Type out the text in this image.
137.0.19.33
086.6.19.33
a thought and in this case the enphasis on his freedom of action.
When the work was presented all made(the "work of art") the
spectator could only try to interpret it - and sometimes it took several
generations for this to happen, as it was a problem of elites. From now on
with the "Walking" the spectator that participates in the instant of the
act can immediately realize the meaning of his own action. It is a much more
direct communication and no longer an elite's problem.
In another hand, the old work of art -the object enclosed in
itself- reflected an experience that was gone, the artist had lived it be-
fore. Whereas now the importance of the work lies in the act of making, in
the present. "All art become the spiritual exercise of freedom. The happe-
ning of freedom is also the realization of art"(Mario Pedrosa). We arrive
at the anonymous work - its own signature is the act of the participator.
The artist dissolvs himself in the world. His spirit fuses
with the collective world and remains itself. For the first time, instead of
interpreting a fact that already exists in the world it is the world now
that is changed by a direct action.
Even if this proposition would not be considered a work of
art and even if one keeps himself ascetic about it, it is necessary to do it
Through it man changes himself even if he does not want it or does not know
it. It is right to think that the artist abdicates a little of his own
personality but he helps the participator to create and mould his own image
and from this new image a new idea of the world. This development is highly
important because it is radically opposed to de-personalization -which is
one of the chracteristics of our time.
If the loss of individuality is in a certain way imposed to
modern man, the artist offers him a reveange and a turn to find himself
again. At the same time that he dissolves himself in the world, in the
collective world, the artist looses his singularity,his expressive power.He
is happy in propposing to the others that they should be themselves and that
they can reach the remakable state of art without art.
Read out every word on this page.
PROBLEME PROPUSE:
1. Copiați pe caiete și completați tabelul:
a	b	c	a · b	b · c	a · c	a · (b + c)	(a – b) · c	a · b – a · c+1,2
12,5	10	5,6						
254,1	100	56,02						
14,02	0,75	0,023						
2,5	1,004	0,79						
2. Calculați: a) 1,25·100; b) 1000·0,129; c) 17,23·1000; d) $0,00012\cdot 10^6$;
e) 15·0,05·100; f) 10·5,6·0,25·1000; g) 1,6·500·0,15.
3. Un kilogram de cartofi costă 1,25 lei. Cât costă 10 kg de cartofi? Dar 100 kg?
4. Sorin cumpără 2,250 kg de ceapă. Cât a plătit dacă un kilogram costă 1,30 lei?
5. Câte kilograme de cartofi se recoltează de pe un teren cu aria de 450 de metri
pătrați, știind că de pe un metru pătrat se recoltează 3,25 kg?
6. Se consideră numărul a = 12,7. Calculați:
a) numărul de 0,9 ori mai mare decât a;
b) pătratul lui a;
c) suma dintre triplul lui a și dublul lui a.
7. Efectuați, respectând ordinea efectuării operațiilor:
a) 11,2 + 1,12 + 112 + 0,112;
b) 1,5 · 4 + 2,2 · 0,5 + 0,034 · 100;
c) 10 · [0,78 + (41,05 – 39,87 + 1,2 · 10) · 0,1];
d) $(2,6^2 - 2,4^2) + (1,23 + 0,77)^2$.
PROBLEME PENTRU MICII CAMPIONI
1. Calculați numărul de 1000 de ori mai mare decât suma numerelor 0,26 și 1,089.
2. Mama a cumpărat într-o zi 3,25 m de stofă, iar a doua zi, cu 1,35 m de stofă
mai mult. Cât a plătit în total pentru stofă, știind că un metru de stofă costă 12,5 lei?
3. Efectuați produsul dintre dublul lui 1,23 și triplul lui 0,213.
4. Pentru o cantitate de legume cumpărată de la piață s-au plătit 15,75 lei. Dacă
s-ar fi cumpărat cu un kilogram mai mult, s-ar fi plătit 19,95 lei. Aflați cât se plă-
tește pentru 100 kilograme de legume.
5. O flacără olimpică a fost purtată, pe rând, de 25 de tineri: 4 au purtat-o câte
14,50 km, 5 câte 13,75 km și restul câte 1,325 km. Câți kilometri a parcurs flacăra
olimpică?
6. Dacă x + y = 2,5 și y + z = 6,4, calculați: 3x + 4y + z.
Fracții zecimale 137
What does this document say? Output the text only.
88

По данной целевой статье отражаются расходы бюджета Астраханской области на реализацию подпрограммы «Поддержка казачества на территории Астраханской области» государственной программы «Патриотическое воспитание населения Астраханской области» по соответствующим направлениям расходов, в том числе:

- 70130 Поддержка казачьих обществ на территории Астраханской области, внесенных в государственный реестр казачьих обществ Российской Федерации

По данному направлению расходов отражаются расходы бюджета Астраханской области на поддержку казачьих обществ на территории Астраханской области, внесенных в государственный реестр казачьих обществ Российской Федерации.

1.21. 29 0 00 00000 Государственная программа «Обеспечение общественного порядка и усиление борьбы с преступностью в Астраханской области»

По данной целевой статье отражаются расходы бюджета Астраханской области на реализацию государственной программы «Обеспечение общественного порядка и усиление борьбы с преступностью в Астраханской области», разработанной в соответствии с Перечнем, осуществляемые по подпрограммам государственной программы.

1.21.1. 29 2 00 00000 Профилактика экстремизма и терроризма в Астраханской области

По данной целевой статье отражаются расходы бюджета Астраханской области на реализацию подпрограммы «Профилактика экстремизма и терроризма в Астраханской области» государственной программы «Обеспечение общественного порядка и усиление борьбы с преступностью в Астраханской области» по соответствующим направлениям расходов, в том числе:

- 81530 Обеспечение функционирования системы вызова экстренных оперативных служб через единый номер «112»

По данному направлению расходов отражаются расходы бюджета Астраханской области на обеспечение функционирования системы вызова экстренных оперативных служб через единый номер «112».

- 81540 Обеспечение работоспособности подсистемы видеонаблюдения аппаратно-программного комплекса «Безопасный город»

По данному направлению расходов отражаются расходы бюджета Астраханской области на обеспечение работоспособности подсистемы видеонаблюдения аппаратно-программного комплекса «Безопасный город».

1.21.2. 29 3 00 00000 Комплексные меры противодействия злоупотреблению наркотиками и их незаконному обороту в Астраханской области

———

WRITTEN EXERCISE ::
Copy out each line in the preceding records that contains "реестр".

RESPONSE ::
- 70130 Поддержка казачьих обществ на территории Астраханской области, внесенных в государственный реестр казачьих обществ Российской Федерации
По данному направлению расходов отражаются расходы бюджета Астраханской области на поддержку казачьих обществ на территории Астраханской области, внесенных в государственный реестр казачьих обществ Российской Федерации.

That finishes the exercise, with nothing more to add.